[Stored data]
++++++++++++++++++++
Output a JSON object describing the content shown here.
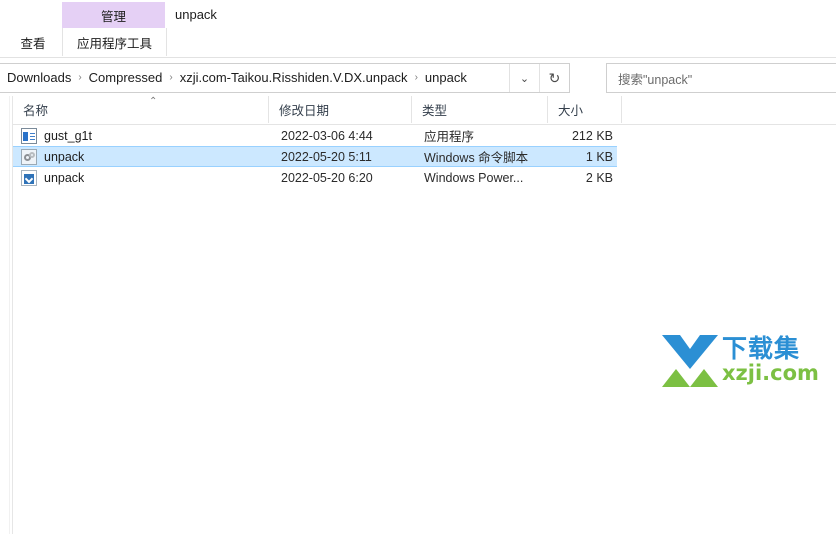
{
  "window": {
    "title": "unpack"
  },
  "ribbon": {
    "contextual_header": "管理",
    "contextual_sub_tab": "应用程序工具",
    "view_tab": "查看",
    "contextual_color": "#e5d0f5"
  },
  "address_bar": {
    "crumbs": [
      "Downloads",
      "Compressed",
      "xzji.com-Taikou.Risshiden.V.DX.unpack",
      "unpack"
    ],
    "separator": "›",
    "dropdown_icon": "chevron-down-icon",
    "refresh_icon": "refresh-icon",
    "refresh_glyph": "↻",
    "dropdown_glyph": "⌄"
  },
  "search": {
    "placeholder": "搜索\"unpack\"",
    "value": ""
  },
  "file_list": {
    "columns": [
      {
        "label": "名称",
        "sorted": true,
        "sort_caret": "⌃"
      },
      {
        "label": "修改日期"
      },
      {
        "label": "类型"
      },
      {
        "label": "大小"
      }
    ],
    "rows": [
      {
        "icon": "application-exe-icon",
        "name": "gust_g1t",
        "date": "2022-03-06 4:44",
        "type": "应用程序",
        "size": "212 KB",
        "selected": false
      },
      {
        "icon": "cmd-script-icon",
        "name": "unpack",
        "date": "2022-05-20 5:11",
        "type": "Windows 命令脚本",
        "size": "1 KB",
        "selected": true
      },
      {
        "icon": "powershell-script-icon",
        "name": "unpack",
        "date": "2022-05-20 6:20",
        "type": "Windows Power...",
        "size": "2 KB",
        "selected": false
      }
    ]
  },
  "watermark": {
    "brand_cn": "下载集",
    "brand_url": "xzji.com",
    "mark_icon": "xzji-arrow-logo",
    "color_blue": "#2b8fd4",
    "color_green": "#7cc043"
  },
  "colors": {
    "selection_fill": "#cce8ff",
    "selection_border": "#99d1ff",
    "header_text": "#35404d"
  }
}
++++++++++++++++++++
▶ EXERCISE INSTRUCTIONS:
None of the pictures should appear; repeat the records exactly otherwise.

▶ FULL RESPONSE:
Output a JSON object describing the content shown here.
{
  "window": {
    "title": "unpack"
  },
  "ribbon": {
    "contextual_header": "管理",
    "contextual_sub_tab": "应用程序工具",
    "view_tab": "查看",
    "contextual_color": "#e5d0f5"
  },
  "address_bar": {
    "crumbs": [
      "Downloads",
      "Compressed",
      "xzji.com-Taikou.Risshiden.V.DX.unpack",
      "unpack"
    ],
    "separator": "›",
    "dropdown_icon": "chevron-down-icon",
    "refresh_icon": "refresh-icon",
    "refresh_glyph": "↻",
    "dropdown_glyph": "⌄"
  },
  "search": {
    "placeholder": "搜索\"unpack\"",
    "value": ""
  },
  "file_list": {
    "columns": [
      {
        "label": "名称",
        "sorted": true,
        "sort_caret": "⌃"
      },
      {
        "label": "修改日期"
      },
      {
        "label": "类型"
      },
      {
        "label": "大小"
      }
    ],
    "rows": [
      {
        "icon": "application-exe-icon",
        "name": "gust_g1t",
        "date": "2022-03-06 4:44",
        "type": "应用程序",
        "size": "212 KB",
        "selected": false
      },
      {
        "icon": "cmd-script-icon",
        "name": "unpack",
        "date": "2022-05-20 5:11",
        "type": "Windows 命令脚本",
        "size": "1 KB",
        "selected": true
      },
      {
        "icon": "powershell-script-icon",
        "name": "unpack",
        "date": "2022-05-20 6:20",
        "type": "Windows Power...",
        "size": "2 KB",
        "selected": false
      }
    ]
  },
  "watermark": {
    "brand_cn": "下载集",
    "brand_url": "xzji.com",
    "mark_icon": "xzji-arrow-logo",
    "color_blue": "#2b8fd4",
    "color_green": "#7cc043"
  },
  "colors": {
    "selection_fill": "#cce8ff",
    "selection_border": "#99d1ff",
    "header_text": "#35404d"
  }
}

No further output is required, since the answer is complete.